Do this
Locate the lines where "Ahrens" occurs and copy them as they stand.

Entries taken from a collection

_ _ _

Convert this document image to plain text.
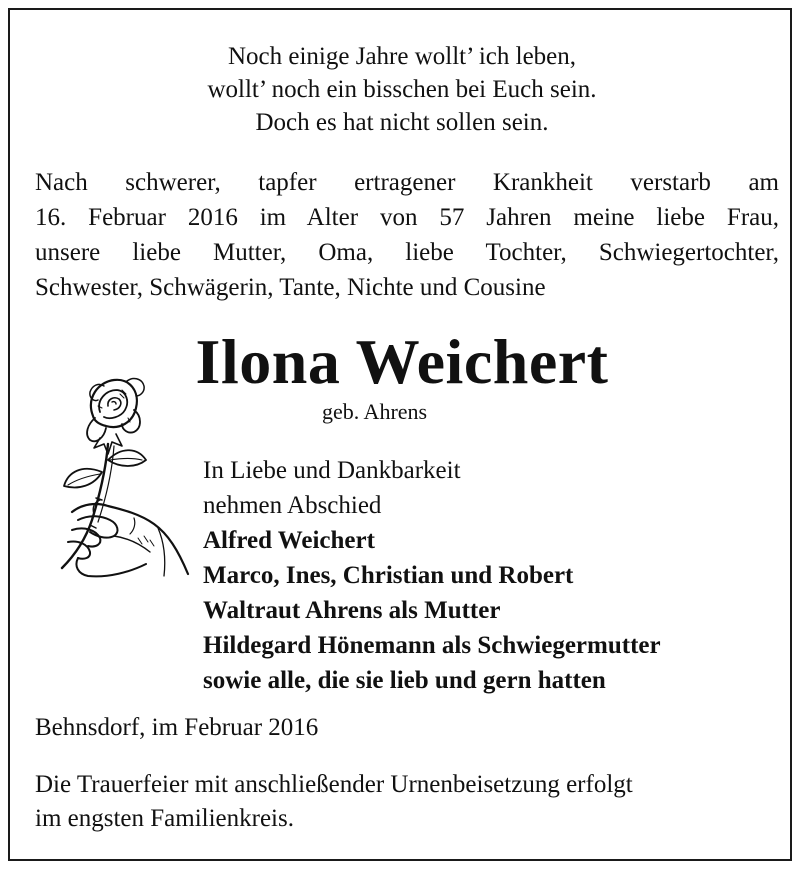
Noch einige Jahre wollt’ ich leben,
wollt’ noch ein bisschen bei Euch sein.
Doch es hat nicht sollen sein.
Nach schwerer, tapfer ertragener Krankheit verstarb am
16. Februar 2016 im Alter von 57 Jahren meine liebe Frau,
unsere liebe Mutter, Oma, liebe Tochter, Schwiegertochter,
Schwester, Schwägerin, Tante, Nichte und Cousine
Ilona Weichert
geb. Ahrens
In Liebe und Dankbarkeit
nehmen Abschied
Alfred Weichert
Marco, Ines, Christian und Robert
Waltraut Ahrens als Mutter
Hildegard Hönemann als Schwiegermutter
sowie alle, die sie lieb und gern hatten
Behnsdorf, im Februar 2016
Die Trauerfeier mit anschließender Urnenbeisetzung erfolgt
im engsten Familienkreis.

_ _ _

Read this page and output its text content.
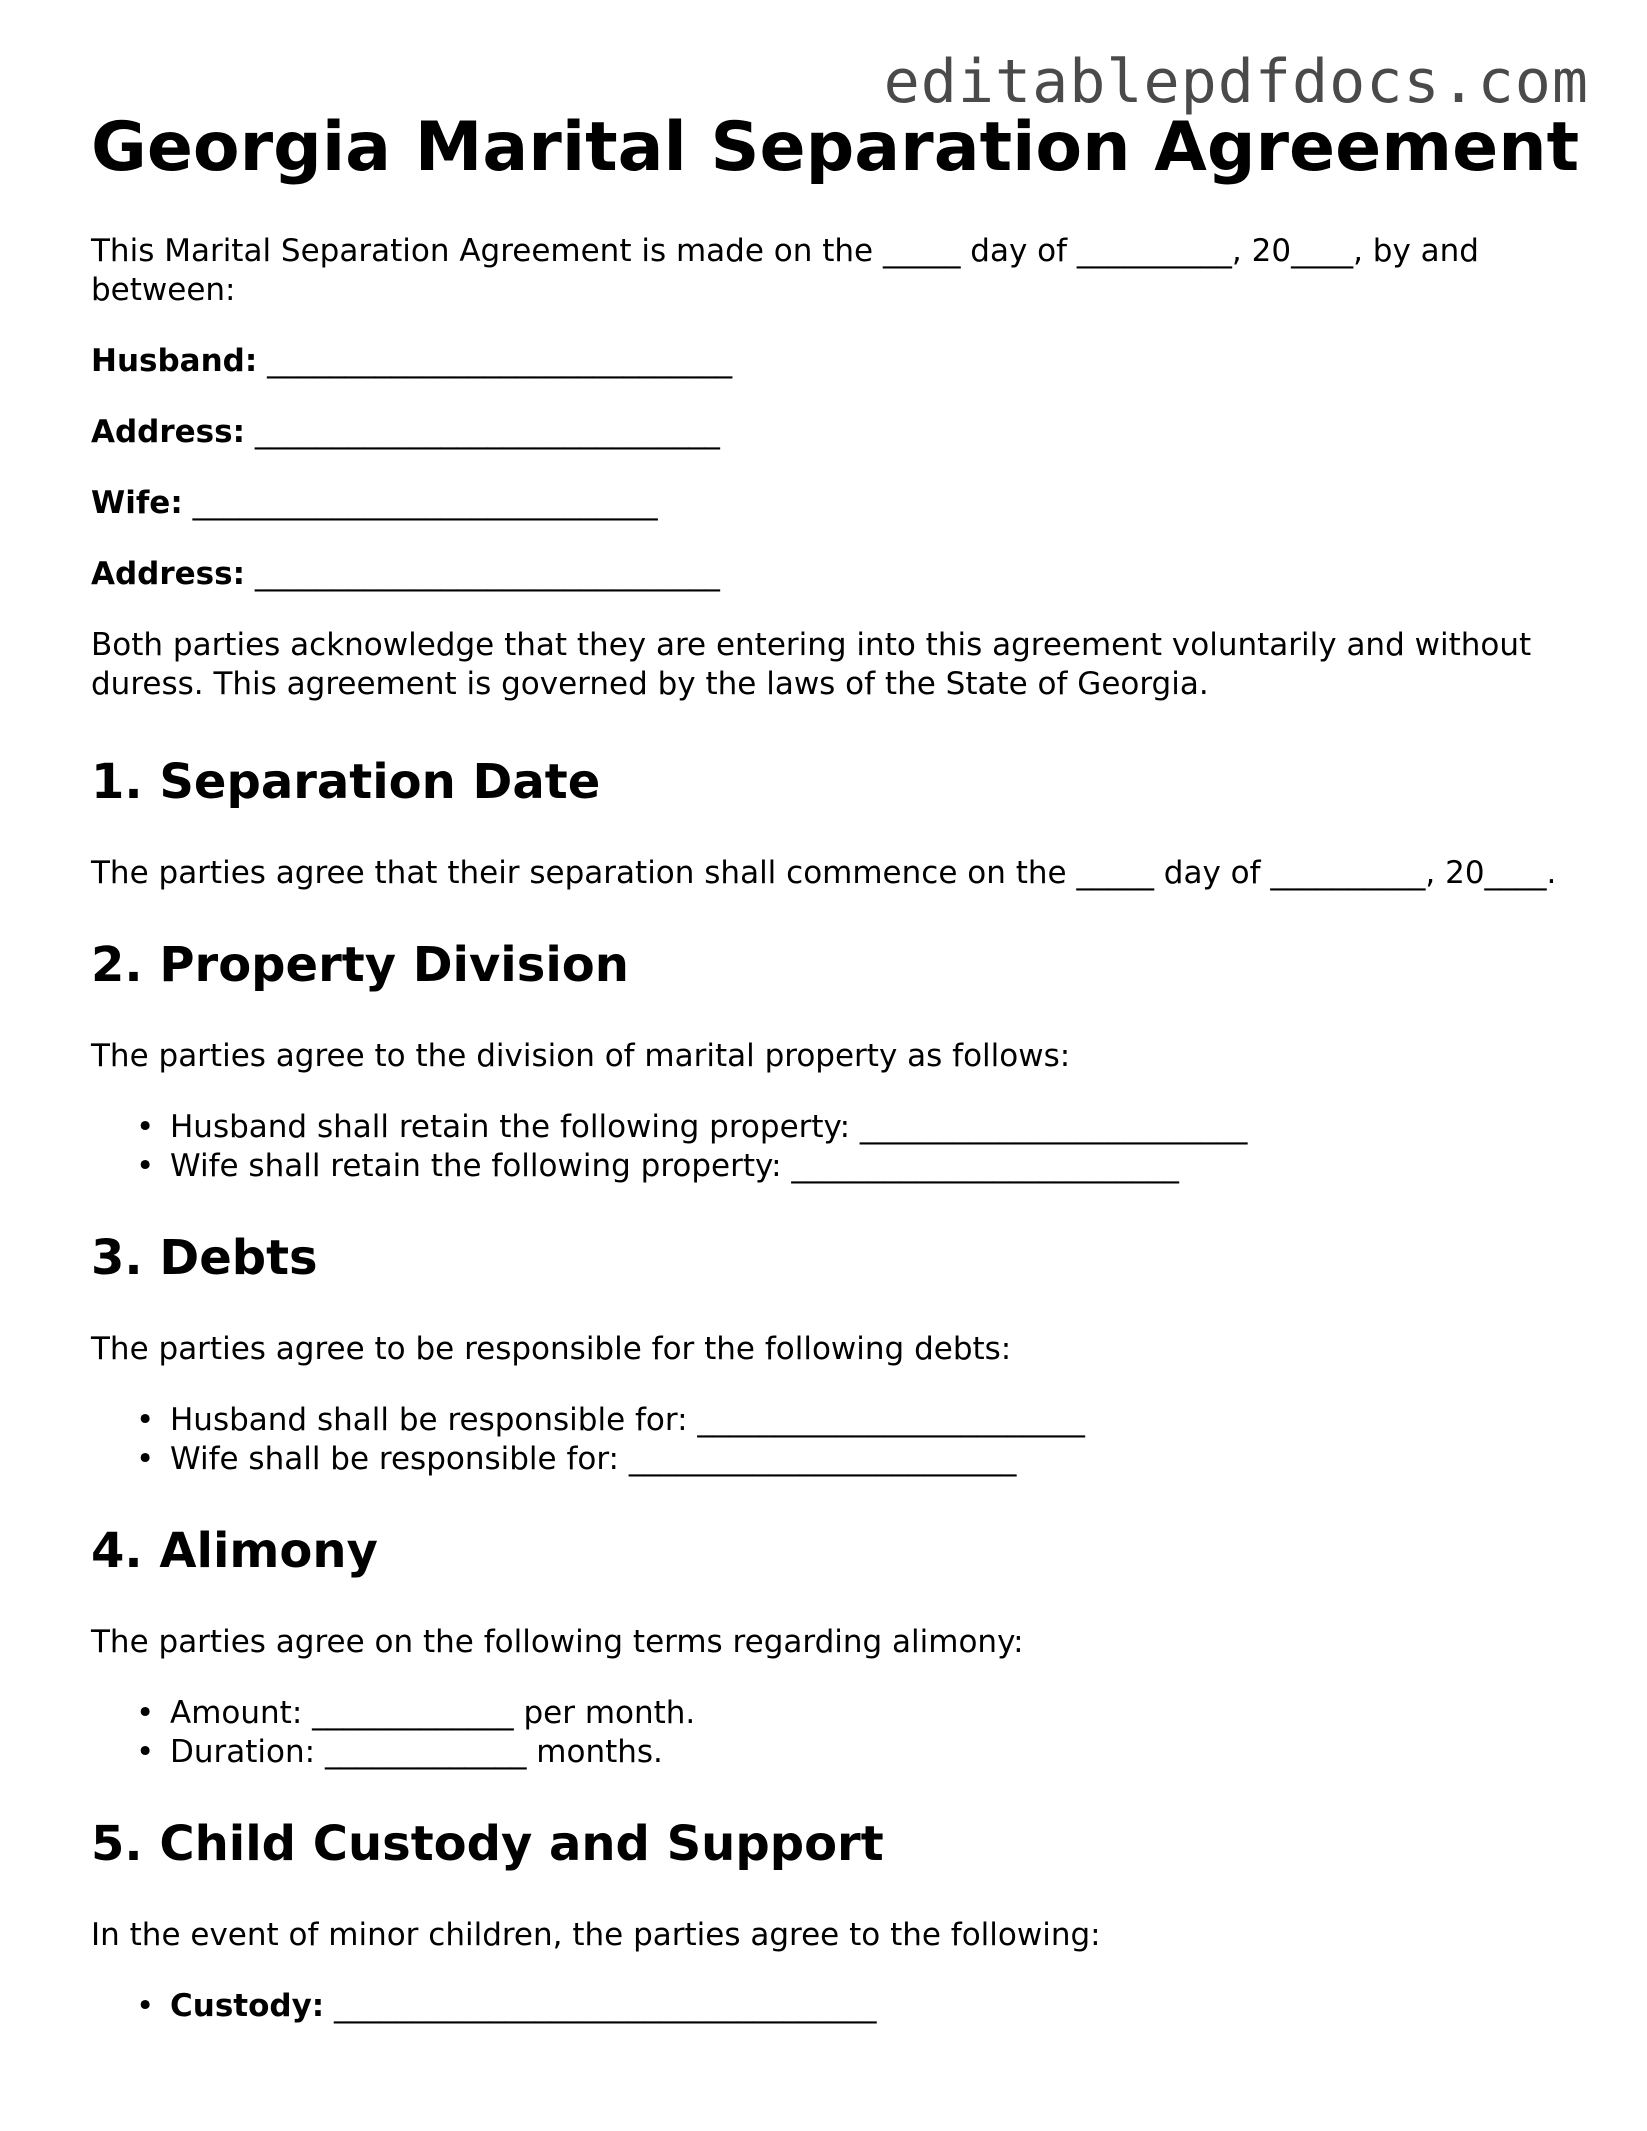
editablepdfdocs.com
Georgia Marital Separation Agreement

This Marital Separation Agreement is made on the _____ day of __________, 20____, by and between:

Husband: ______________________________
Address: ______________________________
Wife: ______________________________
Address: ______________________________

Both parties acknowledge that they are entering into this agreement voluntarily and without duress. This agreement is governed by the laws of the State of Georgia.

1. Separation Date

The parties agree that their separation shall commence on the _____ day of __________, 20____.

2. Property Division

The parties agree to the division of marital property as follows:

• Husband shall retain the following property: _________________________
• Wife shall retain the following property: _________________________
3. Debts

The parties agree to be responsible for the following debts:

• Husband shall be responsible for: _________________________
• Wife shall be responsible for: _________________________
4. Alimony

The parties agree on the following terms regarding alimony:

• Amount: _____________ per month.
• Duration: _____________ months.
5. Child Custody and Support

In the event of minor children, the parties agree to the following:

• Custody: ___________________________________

_ _ _

Result
geb. Ahrens
Waltraut Ahrens als Mutter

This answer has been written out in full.